* EXERCISE INSTRUCTIONS: Images excluded, repeat each entry below exactly.

Figure record listings
☆ ☆ ☆ ☆ ☆ ☆ ☆

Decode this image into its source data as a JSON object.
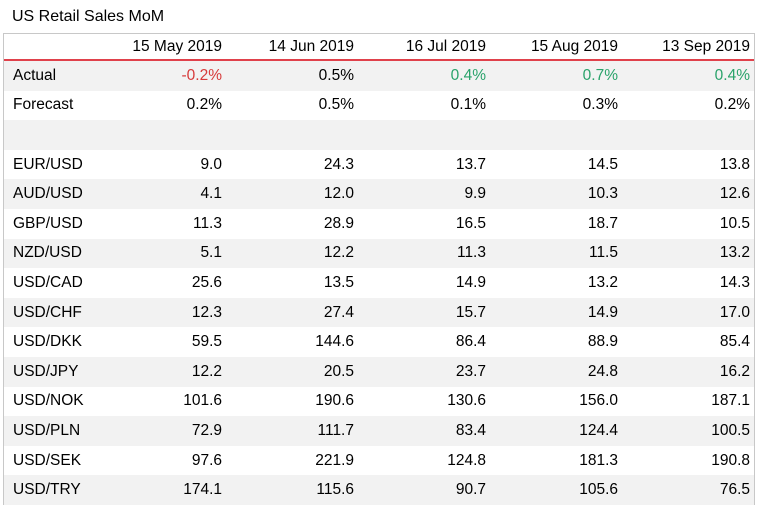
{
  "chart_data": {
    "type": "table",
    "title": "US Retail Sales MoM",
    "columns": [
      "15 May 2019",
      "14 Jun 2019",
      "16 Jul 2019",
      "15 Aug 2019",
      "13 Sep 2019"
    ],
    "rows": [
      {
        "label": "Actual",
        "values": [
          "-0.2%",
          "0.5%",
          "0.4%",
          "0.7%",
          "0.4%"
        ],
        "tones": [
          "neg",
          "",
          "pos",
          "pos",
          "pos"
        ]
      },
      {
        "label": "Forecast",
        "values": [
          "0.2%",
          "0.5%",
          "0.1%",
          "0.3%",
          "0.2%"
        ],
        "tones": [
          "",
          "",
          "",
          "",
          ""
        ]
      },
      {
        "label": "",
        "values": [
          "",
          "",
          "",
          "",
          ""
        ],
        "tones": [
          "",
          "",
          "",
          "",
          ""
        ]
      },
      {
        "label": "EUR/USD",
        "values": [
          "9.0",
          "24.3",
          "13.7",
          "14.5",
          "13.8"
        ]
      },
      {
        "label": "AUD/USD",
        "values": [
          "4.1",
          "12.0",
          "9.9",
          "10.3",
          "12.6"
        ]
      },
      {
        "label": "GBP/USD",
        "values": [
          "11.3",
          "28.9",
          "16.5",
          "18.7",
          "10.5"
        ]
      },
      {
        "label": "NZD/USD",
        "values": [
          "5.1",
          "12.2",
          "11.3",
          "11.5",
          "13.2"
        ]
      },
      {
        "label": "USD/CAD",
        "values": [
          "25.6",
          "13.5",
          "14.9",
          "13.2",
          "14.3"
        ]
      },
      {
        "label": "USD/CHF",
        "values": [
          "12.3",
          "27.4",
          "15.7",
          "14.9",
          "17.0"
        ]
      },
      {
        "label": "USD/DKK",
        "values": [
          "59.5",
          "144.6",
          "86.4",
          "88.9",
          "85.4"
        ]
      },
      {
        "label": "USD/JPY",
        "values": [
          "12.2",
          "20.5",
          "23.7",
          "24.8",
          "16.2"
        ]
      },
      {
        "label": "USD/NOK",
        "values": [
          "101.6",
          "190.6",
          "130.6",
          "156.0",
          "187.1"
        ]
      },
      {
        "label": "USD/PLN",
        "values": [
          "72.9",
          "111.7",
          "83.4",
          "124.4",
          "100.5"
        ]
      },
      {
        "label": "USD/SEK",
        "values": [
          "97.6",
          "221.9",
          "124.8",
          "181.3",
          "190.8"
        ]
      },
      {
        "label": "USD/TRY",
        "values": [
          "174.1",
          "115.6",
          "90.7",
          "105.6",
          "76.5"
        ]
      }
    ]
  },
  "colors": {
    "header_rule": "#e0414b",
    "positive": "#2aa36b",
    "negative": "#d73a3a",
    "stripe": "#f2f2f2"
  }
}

☆ ☆ ☆ ☆ ☆ ☆ ☆

* EXPECTED ANSWER:
Decode this image into its source data as a JSON object.
{
  "chart_data": {
    "type": "table",
    "title": "US Retail Sales MoM",
    "columns": [
      "15 May 2019",
      "14 Jun 2019",
      "16 Jul 2019",
      "15 Aug 2019",
      "13 Sep 2019"
    ],
    "rows": [
      {
        "label": "Actual",
        "values": [
          "-0.2%",
          "0.5%",
          "0.4%",
          "0.7%",
          "0.4%"
        ],
        "tones": [
          "neg",
          "",
          "pos",
          "pos",
          "pos"
        ]
      },
      {
        "label": "Forecast",
        "values": [
          "0.2%",
          "0.5%",
          "0.1%",
          "0.3%",
          "0.2%"
        ],
        "tones": [
          "",
          "",
          "",
          "",
          ""
        ]
      },
      {
        "label": "",
        "values": [
          "",
          "",
          "",
          "",
          ""
        ],
        "tones": [
          "",
          "",
          "",
          "",
          ""
        ]
      },
      {
        "label": "EUR/USD",
        "values": [
          "9.0",
          "24.3",
          "13.7",
          "14.5",
          "13.8"
        ]
      },
      {
        "label": "AUD/USD",
        "values": [
          "4.1",
          "12.0",
          "9.9",
          "10.3",
          "12.6"
        ]
      },
      {
        "label": "GBP/USD",
        "values": [
          "11.3",
          "28.9",
          "16.5",
          "18.7",
          "10.5"
        ]
      },
      {
        "label": "NZD/USD",
        "values": [
          "5.1",
          "12.2",
          "11.3",
          "11.5",
          "13.2"
        ]
      },
      {
        "label": "USD/CAD",
        "values": [
          "25.6",
          "13.5",
          "14.9",
          "13.2",
          "14.3"
        ]
      },
      {
        "label": "USD/CHF",
        "values": [
          "12.3",
          "27.4",
          "15.7",
          "14.9",
          "17.0"
        ]
      },
      {
        "label": "USD/DKK",
        "values": [
          "59.5",
          "144.6",
          "86.4",
          "88.9",
          "85.4"
        ]
      },
      {
        "label": "USD/JPY",
        "values": [
          "12.2",
          "20.5",
          "23.7",
          "24.8",
          "16.2"
        ]
      },
      {
        "label": "USD/NOK",
        "values": [
          "101.6",
          "190.6",
          "130.6",
          "156.0",
          "187.1"
        ]
      },
      {
        "label": "USD/PLN",
        "values": [
          "72.9",
          "111.7",
          "83.4",
          "124.4",
          "100.5"
        ]
      },
      {
        "label": "USD/SEK",
        "values": [
          "97.6",
          "221.9",
          "124.8",
          "181.3",
          "190.8"
        ]
      },
      {
        "label": "USD/TRY",
        "values": [
          "174.1",
          "115.6",
          "90.7",
          "105.6",
          "76.5"
        ]
      }
    ]
  },
  "colors": {
    "header_rule": "#e0414b",
    "positive": "#2aa36b",
    "negative": "#d73a3a",
    "stripe": "#f2f2f2"
  }
}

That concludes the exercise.